| Exercise aim |
Return every record below exactly as written, omitting any pictures.

| Data for the task |
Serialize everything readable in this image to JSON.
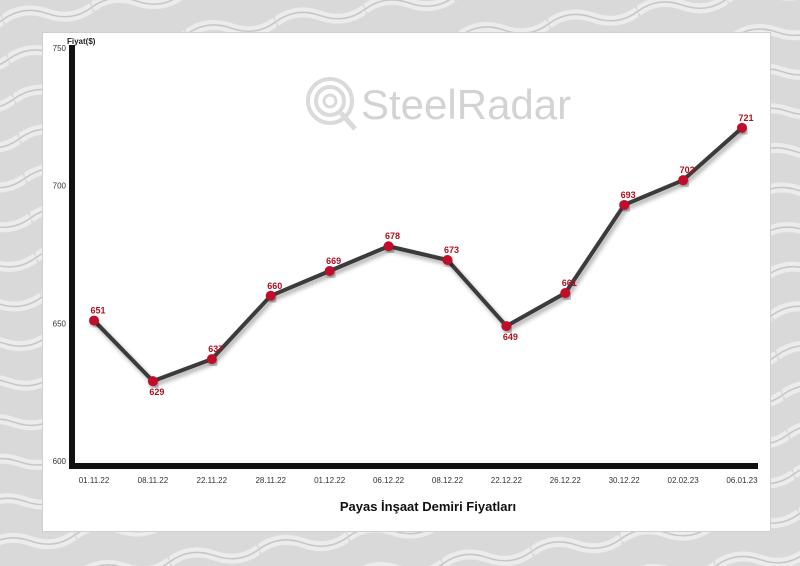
{
  "brand": {
    "name_part1": "Steel",
    "name_part2": "Radar"
  },
  "chart_data": {
    "type": "line",
    "title": "Payas İnşaat Demiri Fiyatları",
    "ylabel": "Fiyat($)",
    "xlabel": "",
    "ylim": [
      600,
      750
    ],
    "yticks": [
      "600",
      "650",
      "700",
      "750"
    ],
    "categories": [
      "01.11.22",
      "08.11.22",
      "22.11.22",
      "28.11.22",
      "01.12.22",
      "06.12.22",
      "08.12.22",
      "22.12.22",
      "26.12.22",
      "30.12.22",
      "02.02.23",
      "06.01.23"
    ],
    "values": [
      651,
      629,
      637,
      660,
      669,
      678,
      673,
      649,
      661,
      693,
      702,
      721
    ],
    "line_color": "#3a3a3a",
    "point_color": "#c0102a",
    "label_color": "#b01020"
  }
}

| Exercise solution |
Serialize everything readable in this image to JSON.
{
  "brand": {
    "name_part1": "Steel",
    "name_part2": "Radar"
  },
  "chart_data": {
    "type": "line",
    "title": "Payas İnşaat Demiri Fiyatları",
    "ylabel": "Fiyat($)",
    "xlabel": "",
    "ylim": [
      600,
      750
    ],
    "yticks": [
      "600",
      "650",
      "700",
      "750"
    ],
    "categories": [
      "01.11.22",
      "08.11.22",
      "22.11.22",
      "28.11.22",
      "01.12.22",
      "06.12.22",
      "08.12.22",
      "22.12.22",
      "26.12.22",
      "30.12.22",
      "02.02.23",
      "06.01.23"
    ],
    "values": [
      651,
      629,
      637,
      660,
      669,
      678,
      673,
      649,
      661,
      693,
      702,
      721
    ],
    "line_color": "#3a3a3a",
    "point_color": "#c0102a",
    "label_color": "#b01020"
  }
}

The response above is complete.